Goal: Where a line below holds the string "Computer", copy that line.
____
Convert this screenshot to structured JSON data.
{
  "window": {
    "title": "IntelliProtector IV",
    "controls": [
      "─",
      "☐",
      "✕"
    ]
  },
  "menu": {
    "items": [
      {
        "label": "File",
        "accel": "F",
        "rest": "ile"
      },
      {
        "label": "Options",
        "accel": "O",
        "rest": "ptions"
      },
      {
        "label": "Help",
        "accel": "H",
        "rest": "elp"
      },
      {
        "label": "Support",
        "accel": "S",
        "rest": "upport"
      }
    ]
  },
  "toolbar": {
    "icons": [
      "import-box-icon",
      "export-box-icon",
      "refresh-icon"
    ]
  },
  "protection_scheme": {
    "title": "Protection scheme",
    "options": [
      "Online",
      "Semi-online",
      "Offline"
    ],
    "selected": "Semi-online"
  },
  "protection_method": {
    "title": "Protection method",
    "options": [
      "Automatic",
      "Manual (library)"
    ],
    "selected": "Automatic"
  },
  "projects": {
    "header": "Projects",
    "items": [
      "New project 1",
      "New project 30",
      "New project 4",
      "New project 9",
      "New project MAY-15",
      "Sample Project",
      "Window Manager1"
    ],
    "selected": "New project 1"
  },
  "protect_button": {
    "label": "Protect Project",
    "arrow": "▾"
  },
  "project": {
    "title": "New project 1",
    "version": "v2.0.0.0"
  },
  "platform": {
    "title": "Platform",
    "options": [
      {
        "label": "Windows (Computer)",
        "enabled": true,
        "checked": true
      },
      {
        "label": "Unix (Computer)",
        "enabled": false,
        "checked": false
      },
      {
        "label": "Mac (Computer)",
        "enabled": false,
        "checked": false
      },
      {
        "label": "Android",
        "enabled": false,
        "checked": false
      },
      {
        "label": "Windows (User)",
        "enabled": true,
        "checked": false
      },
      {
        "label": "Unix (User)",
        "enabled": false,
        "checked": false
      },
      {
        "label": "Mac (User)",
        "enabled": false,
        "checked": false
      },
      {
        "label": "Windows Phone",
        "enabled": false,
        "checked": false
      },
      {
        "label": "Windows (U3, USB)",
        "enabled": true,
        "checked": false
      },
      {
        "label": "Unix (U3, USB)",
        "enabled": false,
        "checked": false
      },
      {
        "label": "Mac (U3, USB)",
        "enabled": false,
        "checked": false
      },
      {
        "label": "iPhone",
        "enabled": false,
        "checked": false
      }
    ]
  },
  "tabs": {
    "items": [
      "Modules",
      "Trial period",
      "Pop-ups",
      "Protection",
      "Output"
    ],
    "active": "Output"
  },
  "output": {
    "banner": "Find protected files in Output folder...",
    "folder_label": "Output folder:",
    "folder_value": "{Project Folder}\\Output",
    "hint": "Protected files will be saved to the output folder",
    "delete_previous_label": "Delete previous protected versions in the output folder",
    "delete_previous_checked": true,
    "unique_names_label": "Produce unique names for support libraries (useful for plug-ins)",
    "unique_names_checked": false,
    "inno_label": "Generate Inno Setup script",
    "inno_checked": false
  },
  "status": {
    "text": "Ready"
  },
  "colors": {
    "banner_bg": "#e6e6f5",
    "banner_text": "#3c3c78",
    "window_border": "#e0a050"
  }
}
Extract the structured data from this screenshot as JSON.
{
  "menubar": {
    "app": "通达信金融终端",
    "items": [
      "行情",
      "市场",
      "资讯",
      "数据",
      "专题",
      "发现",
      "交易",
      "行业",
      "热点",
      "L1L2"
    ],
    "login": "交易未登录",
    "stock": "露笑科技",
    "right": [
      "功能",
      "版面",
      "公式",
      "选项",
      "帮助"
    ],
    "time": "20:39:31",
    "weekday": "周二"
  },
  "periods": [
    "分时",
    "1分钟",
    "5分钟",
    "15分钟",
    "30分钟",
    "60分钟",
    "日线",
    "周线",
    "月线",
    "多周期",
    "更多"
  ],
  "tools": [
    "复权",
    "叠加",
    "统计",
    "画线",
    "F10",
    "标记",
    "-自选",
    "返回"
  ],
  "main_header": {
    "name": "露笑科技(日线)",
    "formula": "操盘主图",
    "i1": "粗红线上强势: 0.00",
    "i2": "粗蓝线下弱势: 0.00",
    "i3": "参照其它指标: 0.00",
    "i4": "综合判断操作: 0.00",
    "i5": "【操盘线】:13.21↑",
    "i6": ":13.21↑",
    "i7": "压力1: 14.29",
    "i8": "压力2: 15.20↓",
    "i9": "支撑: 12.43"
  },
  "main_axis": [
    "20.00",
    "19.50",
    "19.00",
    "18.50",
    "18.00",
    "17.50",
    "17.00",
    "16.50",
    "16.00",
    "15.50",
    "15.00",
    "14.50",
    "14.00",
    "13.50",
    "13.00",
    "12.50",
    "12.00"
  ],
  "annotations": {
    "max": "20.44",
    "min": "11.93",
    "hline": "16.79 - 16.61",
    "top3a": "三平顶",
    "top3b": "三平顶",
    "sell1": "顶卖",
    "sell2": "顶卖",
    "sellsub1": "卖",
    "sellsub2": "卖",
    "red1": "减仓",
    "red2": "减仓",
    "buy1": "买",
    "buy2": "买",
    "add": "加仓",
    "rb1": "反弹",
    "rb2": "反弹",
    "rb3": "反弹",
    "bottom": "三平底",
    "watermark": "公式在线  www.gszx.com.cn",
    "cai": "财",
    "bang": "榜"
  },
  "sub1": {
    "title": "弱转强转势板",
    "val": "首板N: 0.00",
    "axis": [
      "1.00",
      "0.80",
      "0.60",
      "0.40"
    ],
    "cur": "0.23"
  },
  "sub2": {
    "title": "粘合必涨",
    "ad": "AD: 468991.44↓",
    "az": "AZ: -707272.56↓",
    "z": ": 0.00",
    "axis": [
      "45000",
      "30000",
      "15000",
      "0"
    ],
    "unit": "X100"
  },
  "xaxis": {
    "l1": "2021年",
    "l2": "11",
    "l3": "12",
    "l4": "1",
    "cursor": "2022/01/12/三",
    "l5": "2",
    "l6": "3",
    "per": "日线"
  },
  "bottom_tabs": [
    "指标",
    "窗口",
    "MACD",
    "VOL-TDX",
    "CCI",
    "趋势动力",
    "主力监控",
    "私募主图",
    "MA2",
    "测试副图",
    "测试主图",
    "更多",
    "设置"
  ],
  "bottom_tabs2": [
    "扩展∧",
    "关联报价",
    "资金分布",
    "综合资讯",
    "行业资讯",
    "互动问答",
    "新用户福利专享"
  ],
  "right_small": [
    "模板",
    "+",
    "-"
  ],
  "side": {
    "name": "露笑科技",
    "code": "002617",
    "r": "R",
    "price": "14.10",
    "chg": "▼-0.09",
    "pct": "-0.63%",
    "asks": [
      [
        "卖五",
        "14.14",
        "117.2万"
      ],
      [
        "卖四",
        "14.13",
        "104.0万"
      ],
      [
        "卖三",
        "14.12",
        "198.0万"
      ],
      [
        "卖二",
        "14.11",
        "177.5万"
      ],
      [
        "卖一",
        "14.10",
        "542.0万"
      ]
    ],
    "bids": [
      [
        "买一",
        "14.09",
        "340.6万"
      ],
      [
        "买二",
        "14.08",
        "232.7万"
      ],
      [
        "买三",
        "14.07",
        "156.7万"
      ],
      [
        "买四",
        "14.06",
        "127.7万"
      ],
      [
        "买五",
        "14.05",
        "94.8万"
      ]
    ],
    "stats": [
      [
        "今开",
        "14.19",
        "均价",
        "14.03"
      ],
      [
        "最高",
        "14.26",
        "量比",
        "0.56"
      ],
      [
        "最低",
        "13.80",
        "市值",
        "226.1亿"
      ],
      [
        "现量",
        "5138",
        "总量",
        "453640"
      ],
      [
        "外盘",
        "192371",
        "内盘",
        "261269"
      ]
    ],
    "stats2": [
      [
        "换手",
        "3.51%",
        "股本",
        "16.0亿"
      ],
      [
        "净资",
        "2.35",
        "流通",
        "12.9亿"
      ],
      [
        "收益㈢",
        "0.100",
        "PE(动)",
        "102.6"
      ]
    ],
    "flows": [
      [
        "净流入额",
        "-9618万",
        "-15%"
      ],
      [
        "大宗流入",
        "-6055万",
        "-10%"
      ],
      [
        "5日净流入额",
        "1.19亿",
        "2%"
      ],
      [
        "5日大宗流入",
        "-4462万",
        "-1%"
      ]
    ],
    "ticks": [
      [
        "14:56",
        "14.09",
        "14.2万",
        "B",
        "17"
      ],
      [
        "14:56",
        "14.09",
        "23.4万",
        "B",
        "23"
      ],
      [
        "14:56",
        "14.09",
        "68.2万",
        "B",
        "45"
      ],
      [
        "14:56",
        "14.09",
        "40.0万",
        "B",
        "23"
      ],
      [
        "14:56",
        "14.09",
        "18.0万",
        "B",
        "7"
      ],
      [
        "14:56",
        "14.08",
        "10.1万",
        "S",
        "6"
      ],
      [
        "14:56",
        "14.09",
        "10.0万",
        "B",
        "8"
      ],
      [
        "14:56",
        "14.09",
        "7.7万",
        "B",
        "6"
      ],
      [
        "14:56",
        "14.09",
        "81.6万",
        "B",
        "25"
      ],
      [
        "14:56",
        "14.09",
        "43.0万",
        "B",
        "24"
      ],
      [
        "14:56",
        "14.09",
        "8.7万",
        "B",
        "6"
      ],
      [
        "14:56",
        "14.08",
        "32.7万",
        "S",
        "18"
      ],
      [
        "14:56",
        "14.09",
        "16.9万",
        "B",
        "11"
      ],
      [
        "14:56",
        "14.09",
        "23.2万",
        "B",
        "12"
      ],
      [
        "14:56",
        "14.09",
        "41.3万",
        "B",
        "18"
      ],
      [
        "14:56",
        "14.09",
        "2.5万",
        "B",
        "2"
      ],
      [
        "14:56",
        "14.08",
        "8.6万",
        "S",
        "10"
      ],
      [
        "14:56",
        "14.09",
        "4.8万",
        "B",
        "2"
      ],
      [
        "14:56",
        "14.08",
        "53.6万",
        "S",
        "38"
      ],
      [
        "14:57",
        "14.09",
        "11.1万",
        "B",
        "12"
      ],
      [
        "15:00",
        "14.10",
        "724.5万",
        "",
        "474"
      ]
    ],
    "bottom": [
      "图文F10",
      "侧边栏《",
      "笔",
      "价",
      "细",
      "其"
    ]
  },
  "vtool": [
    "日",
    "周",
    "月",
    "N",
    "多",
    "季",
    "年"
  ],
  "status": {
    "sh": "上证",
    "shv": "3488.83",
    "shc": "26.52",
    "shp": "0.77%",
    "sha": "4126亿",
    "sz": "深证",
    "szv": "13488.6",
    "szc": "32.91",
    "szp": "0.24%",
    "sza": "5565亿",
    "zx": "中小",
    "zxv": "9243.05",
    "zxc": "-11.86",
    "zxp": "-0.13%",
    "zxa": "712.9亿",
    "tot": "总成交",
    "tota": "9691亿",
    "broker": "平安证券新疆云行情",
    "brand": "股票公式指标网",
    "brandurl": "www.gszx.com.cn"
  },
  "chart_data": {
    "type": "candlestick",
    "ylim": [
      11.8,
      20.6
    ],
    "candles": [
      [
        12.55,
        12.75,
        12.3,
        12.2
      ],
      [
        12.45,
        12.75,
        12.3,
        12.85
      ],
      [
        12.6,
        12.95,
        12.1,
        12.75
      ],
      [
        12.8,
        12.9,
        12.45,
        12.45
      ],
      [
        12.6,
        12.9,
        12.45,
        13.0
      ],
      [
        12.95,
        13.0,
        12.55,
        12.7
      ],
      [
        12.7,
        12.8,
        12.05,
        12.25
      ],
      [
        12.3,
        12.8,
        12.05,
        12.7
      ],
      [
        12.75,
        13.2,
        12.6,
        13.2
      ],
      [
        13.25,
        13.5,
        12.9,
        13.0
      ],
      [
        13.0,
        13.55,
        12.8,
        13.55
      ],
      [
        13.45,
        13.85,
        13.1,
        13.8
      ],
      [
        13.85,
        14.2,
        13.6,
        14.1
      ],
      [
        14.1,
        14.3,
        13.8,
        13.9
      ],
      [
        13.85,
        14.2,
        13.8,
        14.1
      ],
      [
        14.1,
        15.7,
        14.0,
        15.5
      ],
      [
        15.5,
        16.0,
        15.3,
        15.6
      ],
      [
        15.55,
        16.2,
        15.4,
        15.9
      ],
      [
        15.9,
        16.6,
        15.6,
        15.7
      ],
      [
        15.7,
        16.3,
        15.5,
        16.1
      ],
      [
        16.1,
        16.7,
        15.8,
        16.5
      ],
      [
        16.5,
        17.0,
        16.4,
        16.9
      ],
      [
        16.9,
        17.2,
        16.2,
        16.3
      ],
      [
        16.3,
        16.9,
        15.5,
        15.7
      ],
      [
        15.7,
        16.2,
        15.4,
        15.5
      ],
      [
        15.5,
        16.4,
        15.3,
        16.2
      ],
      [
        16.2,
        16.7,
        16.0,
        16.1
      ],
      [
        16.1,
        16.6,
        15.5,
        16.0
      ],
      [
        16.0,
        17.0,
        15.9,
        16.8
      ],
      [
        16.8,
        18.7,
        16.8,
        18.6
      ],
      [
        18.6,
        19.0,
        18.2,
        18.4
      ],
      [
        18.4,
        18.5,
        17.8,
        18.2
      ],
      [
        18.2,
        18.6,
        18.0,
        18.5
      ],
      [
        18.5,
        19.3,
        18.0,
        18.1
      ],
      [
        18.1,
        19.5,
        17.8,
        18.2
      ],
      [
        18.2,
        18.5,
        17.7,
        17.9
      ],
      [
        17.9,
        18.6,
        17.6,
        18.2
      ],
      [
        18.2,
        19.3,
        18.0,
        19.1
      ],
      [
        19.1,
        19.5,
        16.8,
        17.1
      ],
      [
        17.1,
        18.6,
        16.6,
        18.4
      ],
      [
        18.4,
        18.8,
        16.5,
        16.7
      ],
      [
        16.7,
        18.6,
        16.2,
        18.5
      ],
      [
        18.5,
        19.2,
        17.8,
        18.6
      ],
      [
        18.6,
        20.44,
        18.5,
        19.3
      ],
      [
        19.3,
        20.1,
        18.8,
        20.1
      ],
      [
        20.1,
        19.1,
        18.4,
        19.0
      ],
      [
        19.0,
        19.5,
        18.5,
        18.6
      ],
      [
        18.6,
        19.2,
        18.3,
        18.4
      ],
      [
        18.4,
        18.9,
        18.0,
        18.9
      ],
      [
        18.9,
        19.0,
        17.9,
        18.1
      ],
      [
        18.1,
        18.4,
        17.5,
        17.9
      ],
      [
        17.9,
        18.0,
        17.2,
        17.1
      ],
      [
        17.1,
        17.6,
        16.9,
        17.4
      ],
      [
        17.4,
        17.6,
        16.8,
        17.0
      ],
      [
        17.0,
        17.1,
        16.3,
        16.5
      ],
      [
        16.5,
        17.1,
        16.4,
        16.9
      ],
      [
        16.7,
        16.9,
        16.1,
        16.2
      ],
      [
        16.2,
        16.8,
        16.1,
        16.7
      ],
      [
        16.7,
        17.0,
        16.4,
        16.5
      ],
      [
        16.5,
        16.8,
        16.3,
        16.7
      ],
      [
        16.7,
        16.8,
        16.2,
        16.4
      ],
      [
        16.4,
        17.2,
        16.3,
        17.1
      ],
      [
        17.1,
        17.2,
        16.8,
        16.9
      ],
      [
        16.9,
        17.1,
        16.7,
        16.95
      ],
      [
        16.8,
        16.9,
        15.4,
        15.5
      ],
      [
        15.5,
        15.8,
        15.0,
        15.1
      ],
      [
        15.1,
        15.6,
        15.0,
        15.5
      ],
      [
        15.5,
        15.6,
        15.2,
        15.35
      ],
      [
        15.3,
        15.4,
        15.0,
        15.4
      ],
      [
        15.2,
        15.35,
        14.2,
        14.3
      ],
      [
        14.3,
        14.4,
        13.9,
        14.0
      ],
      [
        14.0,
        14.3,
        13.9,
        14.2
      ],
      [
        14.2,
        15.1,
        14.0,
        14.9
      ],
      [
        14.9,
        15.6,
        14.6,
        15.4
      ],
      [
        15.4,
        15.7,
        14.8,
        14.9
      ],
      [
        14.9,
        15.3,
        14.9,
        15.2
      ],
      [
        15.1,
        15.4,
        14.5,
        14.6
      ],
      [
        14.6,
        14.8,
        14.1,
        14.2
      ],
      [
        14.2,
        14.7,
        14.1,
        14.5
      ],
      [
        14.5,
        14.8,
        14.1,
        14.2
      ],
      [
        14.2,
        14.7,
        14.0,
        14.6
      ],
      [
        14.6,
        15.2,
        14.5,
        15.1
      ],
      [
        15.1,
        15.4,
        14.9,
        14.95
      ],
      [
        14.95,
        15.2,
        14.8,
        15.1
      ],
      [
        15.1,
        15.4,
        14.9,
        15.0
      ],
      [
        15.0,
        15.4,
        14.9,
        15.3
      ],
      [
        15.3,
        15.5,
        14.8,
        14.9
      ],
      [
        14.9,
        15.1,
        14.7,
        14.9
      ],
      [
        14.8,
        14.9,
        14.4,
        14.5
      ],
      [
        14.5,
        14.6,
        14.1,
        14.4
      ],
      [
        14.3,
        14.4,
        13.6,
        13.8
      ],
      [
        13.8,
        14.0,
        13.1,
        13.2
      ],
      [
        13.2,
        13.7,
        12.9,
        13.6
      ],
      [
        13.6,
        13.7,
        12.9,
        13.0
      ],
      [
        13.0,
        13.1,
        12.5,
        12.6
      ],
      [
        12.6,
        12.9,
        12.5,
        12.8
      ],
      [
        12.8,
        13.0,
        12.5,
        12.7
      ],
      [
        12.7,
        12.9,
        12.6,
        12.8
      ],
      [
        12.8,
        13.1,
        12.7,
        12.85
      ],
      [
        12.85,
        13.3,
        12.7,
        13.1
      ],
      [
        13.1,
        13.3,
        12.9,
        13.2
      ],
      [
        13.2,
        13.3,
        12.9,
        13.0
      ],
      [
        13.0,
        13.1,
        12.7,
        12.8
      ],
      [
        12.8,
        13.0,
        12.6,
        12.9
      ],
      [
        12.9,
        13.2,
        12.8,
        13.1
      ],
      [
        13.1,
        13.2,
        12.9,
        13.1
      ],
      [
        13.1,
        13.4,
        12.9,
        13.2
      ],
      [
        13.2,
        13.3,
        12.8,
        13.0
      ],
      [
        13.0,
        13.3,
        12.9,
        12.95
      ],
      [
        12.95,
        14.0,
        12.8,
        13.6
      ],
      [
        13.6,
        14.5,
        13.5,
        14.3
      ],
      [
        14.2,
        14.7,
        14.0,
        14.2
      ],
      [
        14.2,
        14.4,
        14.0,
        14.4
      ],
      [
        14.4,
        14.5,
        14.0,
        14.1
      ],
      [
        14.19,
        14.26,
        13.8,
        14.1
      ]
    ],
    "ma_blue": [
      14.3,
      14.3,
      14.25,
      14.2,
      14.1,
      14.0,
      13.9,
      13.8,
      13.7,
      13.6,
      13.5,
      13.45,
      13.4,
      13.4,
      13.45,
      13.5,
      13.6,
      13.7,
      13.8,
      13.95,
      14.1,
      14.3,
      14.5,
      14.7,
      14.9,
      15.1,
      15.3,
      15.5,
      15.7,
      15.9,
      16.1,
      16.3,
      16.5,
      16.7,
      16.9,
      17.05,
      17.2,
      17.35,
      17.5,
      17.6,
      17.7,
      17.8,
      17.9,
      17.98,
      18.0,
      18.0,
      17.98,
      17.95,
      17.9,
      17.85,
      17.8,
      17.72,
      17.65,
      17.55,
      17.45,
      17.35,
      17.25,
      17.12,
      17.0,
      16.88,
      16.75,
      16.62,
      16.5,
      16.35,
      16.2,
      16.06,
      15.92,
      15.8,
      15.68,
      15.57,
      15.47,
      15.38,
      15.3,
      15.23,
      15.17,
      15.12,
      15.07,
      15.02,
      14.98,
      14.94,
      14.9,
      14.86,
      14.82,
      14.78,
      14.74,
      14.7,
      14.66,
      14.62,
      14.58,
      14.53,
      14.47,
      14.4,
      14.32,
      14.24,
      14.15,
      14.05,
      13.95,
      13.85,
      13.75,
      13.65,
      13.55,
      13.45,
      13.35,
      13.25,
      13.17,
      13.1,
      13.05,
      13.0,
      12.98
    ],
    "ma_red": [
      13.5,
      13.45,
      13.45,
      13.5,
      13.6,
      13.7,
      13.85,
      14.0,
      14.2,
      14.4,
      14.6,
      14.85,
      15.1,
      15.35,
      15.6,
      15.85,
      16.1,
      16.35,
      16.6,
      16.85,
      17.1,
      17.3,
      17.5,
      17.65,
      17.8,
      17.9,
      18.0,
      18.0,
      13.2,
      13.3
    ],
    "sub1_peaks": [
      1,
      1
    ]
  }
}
____
Result of this exercise:
        "label": "Windows (Computer)",
        "label": "Unix (Computer)",
        "label": "Mac (Computer)",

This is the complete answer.